* begin *
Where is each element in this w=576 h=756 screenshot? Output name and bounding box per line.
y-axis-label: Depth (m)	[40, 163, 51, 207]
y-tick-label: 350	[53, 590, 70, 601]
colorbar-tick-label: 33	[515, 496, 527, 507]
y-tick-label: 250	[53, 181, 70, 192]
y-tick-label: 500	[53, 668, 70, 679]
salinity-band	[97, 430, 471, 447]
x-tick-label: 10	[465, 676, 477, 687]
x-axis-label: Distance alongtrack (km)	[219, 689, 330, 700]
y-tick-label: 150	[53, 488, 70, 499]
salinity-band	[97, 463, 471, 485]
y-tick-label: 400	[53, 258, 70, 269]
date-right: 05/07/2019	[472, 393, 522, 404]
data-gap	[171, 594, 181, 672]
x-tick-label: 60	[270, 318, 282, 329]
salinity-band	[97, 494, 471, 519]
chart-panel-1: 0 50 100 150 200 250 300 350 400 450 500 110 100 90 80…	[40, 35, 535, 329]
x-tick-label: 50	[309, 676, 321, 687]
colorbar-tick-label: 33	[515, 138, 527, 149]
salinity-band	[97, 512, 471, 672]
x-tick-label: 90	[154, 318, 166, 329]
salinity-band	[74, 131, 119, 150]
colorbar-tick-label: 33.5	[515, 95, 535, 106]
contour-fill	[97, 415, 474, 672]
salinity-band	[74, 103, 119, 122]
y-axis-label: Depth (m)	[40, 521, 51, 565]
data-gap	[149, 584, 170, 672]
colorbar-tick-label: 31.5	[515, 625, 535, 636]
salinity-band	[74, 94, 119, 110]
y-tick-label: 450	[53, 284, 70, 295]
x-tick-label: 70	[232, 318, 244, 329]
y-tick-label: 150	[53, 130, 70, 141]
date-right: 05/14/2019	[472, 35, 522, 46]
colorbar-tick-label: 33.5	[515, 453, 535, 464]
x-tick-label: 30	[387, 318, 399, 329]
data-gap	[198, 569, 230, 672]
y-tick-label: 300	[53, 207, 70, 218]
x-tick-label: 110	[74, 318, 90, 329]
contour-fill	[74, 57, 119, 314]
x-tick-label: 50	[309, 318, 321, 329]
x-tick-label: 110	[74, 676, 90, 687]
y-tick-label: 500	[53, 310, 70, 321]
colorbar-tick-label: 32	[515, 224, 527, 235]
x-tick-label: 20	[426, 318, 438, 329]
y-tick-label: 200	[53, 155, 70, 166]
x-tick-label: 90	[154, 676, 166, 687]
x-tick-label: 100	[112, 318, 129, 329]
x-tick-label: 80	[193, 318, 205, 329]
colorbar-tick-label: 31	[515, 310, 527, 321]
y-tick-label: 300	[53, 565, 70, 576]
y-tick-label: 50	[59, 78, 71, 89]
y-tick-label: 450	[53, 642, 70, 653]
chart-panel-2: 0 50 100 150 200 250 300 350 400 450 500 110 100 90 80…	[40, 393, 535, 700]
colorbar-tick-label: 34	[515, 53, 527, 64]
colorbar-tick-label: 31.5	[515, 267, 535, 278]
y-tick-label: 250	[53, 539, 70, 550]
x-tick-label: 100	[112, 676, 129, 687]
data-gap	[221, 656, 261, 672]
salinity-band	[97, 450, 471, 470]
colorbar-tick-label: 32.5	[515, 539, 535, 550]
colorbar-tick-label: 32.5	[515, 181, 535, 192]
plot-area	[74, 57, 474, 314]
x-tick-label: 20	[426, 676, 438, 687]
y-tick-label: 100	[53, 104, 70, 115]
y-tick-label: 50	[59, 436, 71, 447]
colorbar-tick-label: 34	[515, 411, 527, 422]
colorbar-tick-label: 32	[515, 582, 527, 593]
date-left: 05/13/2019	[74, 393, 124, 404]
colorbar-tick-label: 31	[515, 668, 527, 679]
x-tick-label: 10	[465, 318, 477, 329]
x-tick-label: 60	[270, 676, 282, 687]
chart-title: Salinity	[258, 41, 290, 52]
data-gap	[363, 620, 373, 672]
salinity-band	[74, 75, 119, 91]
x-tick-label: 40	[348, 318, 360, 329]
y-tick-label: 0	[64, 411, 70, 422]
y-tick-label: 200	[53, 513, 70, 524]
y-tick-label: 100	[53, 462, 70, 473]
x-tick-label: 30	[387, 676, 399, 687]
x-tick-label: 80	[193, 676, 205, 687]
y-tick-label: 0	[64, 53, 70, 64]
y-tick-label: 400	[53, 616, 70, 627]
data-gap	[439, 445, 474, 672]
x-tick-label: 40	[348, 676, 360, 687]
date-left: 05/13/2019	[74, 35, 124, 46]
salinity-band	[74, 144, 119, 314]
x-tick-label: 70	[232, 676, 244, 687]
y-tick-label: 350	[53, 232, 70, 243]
* end *
§ **CHALLENGE**:
Report each line of the listing above that contains the string "left", copying the whole line. Treat uppercase and lowercase as different.

§ **EXERCISE RESPONSE**:
date-left: 05/13/2019	[74, 393, 124, 404]
date-left: 05/13/2019	[74, 35, 124, 46]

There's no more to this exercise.